* _AIM OF THE EXERCISE_: Locate and copy all lines bearing the word "Requests".
= = = = = = =
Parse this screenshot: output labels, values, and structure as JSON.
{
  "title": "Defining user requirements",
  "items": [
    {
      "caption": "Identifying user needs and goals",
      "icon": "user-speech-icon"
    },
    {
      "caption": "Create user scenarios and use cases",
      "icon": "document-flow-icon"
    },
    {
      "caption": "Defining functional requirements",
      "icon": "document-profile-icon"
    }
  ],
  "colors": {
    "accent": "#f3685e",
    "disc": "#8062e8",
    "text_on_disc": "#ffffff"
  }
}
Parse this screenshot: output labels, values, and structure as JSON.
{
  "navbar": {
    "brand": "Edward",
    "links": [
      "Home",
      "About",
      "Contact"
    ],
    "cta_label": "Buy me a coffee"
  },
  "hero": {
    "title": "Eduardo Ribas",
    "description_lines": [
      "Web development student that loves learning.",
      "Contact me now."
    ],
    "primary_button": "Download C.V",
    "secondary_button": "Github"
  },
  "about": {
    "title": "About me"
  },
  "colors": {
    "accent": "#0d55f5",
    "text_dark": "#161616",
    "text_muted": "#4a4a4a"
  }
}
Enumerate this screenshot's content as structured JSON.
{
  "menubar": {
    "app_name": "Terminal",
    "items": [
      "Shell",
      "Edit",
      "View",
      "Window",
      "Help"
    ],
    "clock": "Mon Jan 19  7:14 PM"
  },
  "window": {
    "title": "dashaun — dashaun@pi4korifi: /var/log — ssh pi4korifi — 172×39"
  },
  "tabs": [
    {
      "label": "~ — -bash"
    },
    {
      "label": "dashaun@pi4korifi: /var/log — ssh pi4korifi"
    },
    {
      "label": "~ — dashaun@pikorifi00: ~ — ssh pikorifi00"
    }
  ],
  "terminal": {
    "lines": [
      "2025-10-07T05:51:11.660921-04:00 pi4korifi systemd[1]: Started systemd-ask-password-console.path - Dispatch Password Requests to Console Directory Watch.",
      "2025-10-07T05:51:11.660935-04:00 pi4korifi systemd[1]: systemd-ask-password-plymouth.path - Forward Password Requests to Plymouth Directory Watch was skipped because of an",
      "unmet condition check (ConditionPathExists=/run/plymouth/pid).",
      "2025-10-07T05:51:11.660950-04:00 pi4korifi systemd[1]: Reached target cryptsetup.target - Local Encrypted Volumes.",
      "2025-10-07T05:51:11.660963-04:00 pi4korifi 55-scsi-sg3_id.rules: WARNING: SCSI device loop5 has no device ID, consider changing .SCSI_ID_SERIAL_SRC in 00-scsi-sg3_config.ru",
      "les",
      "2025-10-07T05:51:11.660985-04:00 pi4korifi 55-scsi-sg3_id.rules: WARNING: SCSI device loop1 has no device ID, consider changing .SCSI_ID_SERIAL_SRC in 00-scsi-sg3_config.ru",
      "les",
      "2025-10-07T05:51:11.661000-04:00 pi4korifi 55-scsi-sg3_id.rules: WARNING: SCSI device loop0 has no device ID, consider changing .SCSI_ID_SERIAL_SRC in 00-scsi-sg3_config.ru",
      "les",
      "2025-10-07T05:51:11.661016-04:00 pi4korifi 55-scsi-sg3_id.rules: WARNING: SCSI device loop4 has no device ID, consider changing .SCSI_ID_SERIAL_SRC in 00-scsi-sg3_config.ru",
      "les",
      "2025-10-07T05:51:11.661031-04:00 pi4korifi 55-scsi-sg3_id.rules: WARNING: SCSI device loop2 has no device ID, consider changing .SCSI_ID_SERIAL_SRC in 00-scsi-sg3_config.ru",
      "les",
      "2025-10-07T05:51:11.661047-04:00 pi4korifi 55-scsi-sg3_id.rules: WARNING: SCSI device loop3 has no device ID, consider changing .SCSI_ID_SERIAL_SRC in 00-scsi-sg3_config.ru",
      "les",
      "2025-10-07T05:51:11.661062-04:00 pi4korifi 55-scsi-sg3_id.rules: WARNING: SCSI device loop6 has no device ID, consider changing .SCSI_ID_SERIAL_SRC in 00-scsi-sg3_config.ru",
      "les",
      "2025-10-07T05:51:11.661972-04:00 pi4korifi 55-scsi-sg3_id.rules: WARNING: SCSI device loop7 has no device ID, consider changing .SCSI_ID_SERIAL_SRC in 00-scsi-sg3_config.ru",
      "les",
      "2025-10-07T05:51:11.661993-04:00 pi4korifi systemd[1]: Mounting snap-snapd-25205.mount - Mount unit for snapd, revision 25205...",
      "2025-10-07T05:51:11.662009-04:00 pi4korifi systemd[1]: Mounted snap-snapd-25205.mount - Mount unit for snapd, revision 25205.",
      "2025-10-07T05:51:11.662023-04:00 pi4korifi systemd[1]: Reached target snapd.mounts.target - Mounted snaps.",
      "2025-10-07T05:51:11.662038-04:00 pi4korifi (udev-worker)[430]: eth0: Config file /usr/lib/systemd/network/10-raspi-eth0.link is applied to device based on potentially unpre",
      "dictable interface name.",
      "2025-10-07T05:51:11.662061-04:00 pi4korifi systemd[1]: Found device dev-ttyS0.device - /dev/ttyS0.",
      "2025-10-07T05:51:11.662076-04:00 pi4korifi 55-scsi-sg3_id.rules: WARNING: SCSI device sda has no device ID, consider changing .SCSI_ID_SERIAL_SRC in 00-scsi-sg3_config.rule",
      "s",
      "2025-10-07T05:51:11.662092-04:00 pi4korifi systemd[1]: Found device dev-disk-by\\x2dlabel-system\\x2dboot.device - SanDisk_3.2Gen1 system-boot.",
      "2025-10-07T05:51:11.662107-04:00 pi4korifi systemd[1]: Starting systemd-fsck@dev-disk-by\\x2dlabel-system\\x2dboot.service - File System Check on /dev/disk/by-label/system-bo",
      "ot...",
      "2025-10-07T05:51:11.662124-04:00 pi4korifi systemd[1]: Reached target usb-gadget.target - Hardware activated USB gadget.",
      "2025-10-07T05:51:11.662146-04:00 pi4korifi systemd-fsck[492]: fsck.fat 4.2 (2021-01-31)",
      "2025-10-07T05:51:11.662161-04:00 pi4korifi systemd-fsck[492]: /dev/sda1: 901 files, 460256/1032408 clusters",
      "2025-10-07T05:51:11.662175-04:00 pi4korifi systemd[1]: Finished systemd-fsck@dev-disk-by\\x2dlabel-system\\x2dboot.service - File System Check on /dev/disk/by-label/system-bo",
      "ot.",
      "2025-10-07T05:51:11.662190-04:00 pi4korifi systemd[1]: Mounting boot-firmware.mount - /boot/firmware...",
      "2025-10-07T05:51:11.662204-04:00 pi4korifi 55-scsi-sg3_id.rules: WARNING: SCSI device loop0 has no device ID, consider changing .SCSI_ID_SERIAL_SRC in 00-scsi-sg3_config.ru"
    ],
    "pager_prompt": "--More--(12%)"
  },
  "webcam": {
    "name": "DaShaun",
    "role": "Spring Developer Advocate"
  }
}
= = = = = = =
* _THE RESPONSE_:
      "2025-10-07T05:51:11.660921-04:00 pi4korifi systemd[1]: Started systemd-ask-password-console.path - Dispatch Password Requests to Console Directory Watch.",
      "2025-10-07T05:51:11.660935-04:00 pi4korifi systemd[1]: systemd-ask-password-plymouth.path - Forward Password Requests to Plymouth Directory Watch was skipped because of an",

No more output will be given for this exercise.